### Supplied records
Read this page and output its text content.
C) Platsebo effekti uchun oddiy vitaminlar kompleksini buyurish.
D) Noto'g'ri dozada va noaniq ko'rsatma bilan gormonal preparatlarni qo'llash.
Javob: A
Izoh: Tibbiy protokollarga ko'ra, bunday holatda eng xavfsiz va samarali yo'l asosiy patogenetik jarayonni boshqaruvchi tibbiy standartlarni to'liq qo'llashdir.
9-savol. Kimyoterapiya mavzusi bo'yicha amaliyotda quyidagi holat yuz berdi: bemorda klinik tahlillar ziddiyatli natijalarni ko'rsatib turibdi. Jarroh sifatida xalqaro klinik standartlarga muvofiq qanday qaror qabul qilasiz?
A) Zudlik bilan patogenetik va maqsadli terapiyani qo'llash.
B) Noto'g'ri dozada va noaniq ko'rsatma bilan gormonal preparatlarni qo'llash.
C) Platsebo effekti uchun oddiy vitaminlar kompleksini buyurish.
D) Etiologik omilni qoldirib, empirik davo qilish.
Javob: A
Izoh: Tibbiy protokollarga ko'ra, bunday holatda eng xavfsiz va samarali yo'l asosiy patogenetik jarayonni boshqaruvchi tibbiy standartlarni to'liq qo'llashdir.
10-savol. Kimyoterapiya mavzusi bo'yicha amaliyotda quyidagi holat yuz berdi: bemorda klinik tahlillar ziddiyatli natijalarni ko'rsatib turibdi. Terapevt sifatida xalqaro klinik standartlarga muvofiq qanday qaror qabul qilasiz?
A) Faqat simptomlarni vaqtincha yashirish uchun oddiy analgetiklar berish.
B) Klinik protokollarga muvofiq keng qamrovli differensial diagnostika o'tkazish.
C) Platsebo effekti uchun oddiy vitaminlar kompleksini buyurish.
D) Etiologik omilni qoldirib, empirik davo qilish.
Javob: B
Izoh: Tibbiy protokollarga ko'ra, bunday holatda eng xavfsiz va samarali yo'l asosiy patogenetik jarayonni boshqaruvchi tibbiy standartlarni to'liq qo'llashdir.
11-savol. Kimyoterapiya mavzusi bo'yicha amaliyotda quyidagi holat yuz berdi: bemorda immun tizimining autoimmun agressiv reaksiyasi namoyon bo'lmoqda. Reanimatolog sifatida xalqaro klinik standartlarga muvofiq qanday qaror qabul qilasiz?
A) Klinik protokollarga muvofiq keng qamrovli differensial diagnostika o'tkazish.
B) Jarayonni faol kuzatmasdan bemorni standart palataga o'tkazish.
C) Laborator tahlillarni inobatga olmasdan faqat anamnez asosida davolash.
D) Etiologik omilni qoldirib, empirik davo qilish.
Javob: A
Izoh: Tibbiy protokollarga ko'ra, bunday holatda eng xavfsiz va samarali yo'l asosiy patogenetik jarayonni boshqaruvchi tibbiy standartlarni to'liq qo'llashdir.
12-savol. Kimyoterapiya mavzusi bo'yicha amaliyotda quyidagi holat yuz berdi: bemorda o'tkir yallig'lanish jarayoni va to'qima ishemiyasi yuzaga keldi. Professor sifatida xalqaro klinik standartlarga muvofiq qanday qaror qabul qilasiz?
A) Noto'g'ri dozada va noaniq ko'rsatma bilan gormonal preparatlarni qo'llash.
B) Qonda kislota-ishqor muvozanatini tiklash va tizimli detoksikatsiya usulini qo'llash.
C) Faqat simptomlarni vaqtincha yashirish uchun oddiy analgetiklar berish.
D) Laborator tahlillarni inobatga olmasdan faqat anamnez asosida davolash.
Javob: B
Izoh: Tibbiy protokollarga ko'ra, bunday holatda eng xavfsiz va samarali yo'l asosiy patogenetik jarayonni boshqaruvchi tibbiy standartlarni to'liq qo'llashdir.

### Objective
Print every record above exactly as written.

### Full answer
Read this page and output its text content.
C) Platsebo effekti uchun oddiy vitaminlar kompleksini buyurish.
D) Noto'g'ri dozada va noaniq ko'rsatma bilan gormonal preparatlarni qo'llash.
Javob: A
Izoh: Tibbiy protokollarga ko'ra, bunday holatda eng xavfsiz va samarali yo'l asosiy patogenetik jarayonni boshqaruvchi tibbiy standartlarni to'liq qo'llashdir.
9-savol. Kimyoterapiya mavzusi bo'yicha amaliyotda quyidagi holat yuz berdi: bemorda klinik tahlillar ziddiyatli natijalarni ko'rsatib turibdi. Jarroh sifatida xalqaro klinik standartlarga muvofiq qanday qaror qabul qilasiz?
A) Zudlik bilan patogenetik va maqsadli terapiyani qo'llash.
B) Noto'g'ri dozada va noaniq ko'rsatma bilan gormonal preparatlarni qo'llash.
C) Platsebo effekti uchun oddiy vitaminlar kompleksini buyurish.
D) Etiologik omilni qoldirib, empirik davo qilish.
Javob: A
Izoh: Tibbiy protokollarga ko'ra, bunday holatda eng xavfsiz va samarali yo'l asosiy patogenetik jarayonni boshqaruvchi tibbiy standartlarni to'liq qo'llashdir.
10-savol. Kimyoterapiya mavzusi bo'yicha amaliyotda quyidagi holat yuz berdi: bemorda klinik tahlillar ziddiyatli natijalarni ko'rsatib turibdi. Terapevt sifatida xalqaro klinik standartlarga muvofiq qanday qaror qabul qilasiz?
A) Faqat simptomlarni vaqtincha yashirish uchun oddiy analgetiklar berish.
B) Klinik protokollarga muvofiq keng qamrovli differensial diagnostika o'tkazish.
C) Platsebo effekti uchun oddiy vitaminlar kompleksini buyurish.
D) Etiologik omilni qoldirib, empirik davo qilish.
Javob: B
Izoh: Tibbiy protokollarga ko'ra, bunday holatda eng xavfsiz va samarali yo'l asosiy patogenetik jarayonni boshqaruvchi tibbiy standartlarni to'liq qo'llashdir.
11-savol. Kimyoterapiya mavzusi bo'yicha amaliyotda quyidagi holat yuz berdi: bemorda immun tizimining autoimmun agressiv reaksiyasi namoyon bo'lmoqda. Reanimatolog sifatida xalqaro klinik standartlarga muvofiq qanday qaror qabul qilasiz?
A) Klinik protokollarga muvofiq keng qamrovli differensial diagnostika o'tkazish.
B) Jarayonni faol kuzatmasdan bemorni standart palataga o'tkazish.
C) Laborator tahlillarni inobatga olmasdan faqat anamnez asosida davolash.
D) Etiologik omilni qoldirib, empirik davo qilish.
Javob: A
Izoh: Tibbiy protokollarga ko'ra, bunday holatda eng xavfsiz va samarali yo'l asosiy patogenetik jarayonni boshqaruvchi tibbiy standartlarni to'liq qo'llashdir.
12-savol. Kimyoterapiya mavzusi bo'yicha amaliyotda quyidagi holat yuz berdi: bemorda o'tkir yallig'lanish jarayoni va to'qima ishemiyasi yuzaga keldi. Professor sifatida xalqaro klinik standartlarga muvofiq qanday qaror qabul qilasiz?
A) Noto'g'ri dozada va noaniq ko'rsatma bilan gormonal preparatlarni qo'llash.
B) Qonda kislota-ishqor muvozanatini tiklash va tizimli detoksikatsiya usulini qo'llash.
C) Faqat simptomlarni vaqtincha yashirish uchun oddiy analgetiklar berish.
D) Laborator tahlillarni inobatga olmasdan faqat anamnez asosida davolash.
Javob: B
Izoh: Tibbiy protokollarga ko'ra, bunday holatda eng xavfsiz va samarali yo'l asosiy patogenetik jarayonni boshqaruvchi tibbiy standartlarni to'liq qo'llashdir.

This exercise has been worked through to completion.